▸ What the task requires
Copy the listing word for word, starting at the line that contains "Patent image size: (1172, 548)." and continuing through its final line.

┏━━

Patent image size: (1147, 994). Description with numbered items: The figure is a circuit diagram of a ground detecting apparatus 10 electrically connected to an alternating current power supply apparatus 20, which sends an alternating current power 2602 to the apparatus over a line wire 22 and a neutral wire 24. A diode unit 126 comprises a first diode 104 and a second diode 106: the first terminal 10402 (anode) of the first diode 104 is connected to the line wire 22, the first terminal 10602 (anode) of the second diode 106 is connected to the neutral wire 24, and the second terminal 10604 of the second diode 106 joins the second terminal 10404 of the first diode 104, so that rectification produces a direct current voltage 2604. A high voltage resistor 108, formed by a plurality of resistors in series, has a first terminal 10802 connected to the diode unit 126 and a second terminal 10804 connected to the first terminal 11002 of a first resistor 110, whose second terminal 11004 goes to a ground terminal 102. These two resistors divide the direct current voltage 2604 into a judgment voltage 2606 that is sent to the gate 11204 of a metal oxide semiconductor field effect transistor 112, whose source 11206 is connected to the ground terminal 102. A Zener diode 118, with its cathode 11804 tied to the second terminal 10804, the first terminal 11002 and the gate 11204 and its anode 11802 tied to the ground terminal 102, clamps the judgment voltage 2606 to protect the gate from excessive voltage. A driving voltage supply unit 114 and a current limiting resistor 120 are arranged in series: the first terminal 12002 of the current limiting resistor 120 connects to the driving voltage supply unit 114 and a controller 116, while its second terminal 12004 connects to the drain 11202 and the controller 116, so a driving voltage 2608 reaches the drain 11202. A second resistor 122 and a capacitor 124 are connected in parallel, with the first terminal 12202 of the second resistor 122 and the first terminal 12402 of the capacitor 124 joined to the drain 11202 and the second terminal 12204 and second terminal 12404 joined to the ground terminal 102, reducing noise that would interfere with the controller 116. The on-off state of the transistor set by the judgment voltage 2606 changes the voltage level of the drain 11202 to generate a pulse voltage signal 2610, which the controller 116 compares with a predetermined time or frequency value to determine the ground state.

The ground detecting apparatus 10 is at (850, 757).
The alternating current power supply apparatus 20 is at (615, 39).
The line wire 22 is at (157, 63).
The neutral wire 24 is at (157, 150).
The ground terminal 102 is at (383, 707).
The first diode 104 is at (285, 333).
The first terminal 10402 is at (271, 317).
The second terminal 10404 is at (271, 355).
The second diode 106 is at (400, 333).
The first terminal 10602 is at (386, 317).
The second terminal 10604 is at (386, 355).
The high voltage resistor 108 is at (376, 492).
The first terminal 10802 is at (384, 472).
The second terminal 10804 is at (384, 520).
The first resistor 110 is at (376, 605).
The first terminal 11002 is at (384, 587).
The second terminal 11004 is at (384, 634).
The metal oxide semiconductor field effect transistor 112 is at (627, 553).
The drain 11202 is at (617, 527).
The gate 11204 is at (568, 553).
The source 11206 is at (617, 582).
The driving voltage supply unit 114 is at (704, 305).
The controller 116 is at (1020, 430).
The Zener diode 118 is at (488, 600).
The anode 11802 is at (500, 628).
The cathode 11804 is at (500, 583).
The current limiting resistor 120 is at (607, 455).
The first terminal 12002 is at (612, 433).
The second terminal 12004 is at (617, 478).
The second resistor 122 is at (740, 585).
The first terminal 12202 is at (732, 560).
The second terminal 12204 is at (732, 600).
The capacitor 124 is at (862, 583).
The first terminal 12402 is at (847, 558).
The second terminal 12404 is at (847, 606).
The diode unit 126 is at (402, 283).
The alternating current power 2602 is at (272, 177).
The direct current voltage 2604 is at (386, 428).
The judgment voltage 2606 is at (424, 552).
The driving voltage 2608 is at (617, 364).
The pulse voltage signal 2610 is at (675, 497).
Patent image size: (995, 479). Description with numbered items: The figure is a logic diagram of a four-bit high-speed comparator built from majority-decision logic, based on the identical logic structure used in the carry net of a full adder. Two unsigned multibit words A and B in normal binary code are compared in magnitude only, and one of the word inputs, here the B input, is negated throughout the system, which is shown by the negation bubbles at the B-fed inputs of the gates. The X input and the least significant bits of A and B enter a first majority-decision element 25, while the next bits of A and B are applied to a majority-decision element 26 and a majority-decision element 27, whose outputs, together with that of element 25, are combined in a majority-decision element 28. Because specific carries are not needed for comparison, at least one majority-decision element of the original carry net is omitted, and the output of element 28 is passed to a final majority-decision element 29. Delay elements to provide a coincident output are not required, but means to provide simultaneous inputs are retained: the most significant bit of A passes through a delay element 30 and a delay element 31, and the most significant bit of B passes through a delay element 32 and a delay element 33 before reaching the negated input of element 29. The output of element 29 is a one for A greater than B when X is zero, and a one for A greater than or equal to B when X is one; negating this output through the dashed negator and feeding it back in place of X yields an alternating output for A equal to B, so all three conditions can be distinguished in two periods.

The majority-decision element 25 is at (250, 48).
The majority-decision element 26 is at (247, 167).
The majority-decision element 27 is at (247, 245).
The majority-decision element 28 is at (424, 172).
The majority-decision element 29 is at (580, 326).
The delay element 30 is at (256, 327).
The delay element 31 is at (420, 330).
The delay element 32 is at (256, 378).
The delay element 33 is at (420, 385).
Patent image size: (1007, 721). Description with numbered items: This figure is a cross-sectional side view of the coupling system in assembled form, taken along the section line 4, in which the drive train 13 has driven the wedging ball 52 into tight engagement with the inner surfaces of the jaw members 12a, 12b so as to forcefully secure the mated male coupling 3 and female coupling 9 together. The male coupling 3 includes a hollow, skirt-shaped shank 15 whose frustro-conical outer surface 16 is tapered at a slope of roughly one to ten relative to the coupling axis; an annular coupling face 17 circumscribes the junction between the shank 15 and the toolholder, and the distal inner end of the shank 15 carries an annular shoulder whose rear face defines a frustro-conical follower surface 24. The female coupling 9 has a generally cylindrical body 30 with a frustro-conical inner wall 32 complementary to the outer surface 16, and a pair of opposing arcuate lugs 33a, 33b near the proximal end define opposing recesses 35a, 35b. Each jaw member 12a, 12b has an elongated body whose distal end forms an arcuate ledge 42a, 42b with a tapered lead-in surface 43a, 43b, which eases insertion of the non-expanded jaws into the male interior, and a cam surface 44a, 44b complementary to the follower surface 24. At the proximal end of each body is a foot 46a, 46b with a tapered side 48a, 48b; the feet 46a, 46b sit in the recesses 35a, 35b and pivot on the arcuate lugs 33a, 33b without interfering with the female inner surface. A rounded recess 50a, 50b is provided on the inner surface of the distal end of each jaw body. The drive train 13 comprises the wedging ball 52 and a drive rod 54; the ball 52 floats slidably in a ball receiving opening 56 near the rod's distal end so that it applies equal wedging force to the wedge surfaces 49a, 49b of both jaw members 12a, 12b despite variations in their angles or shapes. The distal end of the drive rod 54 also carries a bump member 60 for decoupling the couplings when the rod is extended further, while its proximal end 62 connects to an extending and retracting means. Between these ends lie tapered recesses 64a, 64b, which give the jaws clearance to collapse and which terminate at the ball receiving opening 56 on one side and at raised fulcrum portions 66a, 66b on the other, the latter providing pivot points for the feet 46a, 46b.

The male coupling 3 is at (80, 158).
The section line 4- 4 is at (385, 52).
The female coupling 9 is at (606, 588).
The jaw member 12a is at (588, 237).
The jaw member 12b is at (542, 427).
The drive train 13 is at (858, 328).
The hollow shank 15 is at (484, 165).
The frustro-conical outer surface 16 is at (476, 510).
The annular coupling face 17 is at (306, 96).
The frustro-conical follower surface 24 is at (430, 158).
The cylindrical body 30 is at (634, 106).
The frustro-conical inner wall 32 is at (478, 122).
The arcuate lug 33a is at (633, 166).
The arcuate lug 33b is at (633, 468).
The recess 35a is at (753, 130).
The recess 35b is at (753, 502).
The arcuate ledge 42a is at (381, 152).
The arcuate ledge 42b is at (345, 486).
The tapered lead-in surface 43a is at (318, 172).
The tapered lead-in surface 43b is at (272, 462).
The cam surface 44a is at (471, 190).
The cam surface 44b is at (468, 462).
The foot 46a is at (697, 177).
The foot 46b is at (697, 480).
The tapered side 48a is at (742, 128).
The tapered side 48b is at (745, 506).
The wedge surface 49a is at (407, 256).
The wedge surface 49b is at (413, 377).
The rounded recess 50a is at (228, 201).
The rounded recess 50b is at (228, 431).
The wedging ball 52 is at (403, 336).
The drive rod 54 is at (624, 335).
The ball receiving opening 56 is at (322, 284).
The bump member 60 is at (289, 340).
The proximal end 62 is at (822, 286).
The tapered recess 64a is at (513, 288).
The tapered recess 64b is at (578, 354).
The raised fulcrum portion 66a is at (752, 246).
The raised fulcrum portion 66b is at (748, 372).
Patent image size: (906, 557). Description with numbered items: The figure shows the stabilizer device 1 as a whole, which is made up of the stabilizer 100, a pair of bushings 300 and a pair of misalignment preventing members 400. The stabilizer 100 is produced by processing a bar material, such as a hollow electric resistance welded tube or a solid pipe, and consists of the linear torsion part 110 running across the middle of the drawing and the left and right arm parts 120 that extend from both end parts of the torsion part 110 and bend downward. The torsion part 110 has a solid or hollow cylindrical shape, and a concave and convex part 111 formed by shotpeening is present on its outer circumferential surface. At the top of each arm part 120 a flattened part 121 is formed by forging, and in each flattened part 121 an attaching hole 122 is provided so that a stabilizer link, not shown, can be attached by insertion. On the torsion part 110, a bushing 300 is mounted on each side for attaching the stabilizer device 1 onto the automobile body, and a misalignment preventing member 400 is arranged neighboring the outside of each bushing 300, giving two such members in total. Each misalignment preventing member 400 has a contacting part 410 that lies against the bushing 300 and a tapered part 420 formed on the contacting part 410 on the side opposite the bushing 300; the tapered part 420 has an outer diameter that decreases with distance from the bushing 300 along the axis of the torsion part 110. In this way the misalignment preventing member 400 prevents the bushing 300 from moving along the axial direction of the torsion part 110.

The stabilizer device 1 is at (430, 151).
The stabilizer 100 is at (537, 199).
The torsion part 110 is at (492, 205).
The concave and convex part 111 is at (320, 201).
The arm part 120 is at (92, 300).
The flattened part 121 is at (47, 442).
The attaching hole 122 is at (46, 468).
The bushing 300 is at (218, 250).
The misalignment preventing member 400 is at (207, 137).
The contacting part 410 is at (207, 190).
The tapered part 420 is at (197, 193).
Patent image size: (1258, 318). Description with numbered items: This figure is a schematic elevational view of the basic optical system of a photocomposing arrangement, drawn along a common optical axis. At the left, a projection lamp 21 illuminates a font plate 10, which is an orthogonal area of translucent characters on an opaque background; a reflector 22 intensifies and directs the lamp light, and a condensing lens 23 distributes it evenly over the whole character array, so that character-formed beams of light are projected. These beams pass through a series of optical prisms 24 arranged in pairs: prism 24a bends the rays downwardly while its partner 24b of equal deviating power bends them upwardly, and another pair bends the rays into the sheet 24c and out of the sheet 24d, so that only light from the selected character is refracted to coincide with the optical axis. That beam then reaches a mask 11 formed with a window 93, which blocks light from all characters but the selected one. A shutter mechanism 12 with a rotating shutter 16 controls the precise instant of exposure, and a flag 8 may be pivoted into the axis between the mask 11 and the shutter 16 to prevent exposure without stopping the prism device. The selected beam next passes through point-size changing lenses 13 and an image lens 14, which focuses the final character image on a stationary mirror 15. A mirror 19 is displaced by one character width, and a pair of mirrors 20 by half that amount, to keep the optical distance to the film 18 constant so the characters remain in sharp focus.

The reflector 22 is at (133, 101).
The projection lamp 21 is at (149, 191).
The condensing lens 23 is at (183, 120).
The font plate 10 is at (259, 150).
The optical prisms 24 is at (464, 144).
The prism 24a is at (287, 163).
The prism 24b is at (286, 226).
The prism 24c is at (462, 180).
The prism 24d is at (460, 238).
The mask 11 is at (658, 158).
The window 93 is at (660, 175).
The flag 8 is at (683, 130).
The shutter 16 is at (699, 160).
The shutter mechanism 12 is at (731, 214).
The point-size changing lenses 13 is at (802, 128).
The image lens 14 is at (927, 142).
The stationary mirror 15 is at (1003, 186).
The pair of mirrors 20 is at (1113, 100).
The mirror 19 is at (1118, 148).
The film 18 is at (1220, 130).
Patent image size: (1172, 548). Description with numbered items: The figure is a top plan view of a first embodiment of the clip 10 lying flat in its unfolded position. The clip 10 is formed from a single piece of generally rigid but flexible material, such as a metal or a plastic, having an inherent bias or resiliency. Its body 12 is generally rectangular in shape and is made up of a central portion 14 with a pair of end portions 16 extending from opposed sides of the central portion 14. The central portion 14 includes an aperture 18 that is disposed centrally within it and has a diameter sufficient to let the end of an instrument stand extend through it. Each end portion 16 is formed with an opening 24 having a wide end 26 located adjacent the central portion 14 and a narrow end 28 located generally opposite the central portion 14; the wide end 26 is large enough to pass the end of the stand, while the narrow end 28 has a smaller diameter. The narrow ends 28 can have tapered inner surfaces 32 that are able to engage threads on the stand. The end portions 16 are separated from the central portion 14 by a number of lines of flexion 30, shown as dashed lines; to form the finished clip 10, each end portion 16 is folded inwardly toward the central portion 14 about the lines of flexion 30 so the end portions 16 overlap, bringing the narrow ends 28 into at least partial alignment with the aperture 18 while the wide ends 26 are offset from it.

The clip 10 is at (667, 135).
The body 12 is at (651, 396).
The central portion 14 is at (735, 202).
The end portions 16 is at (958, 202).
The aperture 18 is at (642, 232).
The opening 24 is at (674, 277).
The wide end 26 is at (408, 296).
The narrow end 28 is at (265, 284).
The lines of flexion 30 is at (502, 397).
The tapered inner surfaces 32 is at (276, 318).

┗━━

▸ Result of the exercise
Patent image size: (1172, 548). Description with numbered items: The figure is a top plan view of a first embodiment of the clip 10 lying flat in its unfolded position. The clip 10 is formed from a single piece of generally rigid but flexible material, such as a metal or a plastic, having an inherent bias or resiliency. Its body 12 is generally rectangular in shape and is made up of a central portion 14 with a pair of end portions 16 extending from opposed sides of the central portion 14. The central portion 14 includes an aperture 18 that is disposed centrally within it and has a diameter sufficient to let the end of an instrument stand extend through it. Each end portion 16 is formed with an opening 24 having a wide end 26 located adjacent the central portion 14 and a narrow end 28 located generally opposite the central portion 14; the wide end 26 is large enough to pass the end of the stand, while the narrow end 28 has a smaller diameter. The narrow ends 28 can have tapered inner surfaces 32 that are able to engage threads on the stand. The end portions 16 are separated from the central portion 14 by a number of lines of flexion 30, shown as dashed lines; to form the finished clip 10, each end portion 16 is folded inwardly toward the central portion 14 about the lines of flexion 30 so the end portions 16 overlap, bringing the narrow ends 28 into at least partial alignment with the aperture 18 while the wide ends 26 are offset from it.

The clip 10 is at (667, 135).
The body 12 is at (651, 396).
The central portion 14 is at (735, 202).
The end portions 16 is at (958, 202).
The aperture 18 is at (642, 232).
The opening 24 is at (674, 277).
The wide end 26 is at (408, 296).
The narrow end 28 is at (265, 284).
The lines of flexion 30 is at (502, 397).
The tapered inner surfaces 32 is at (276, 318).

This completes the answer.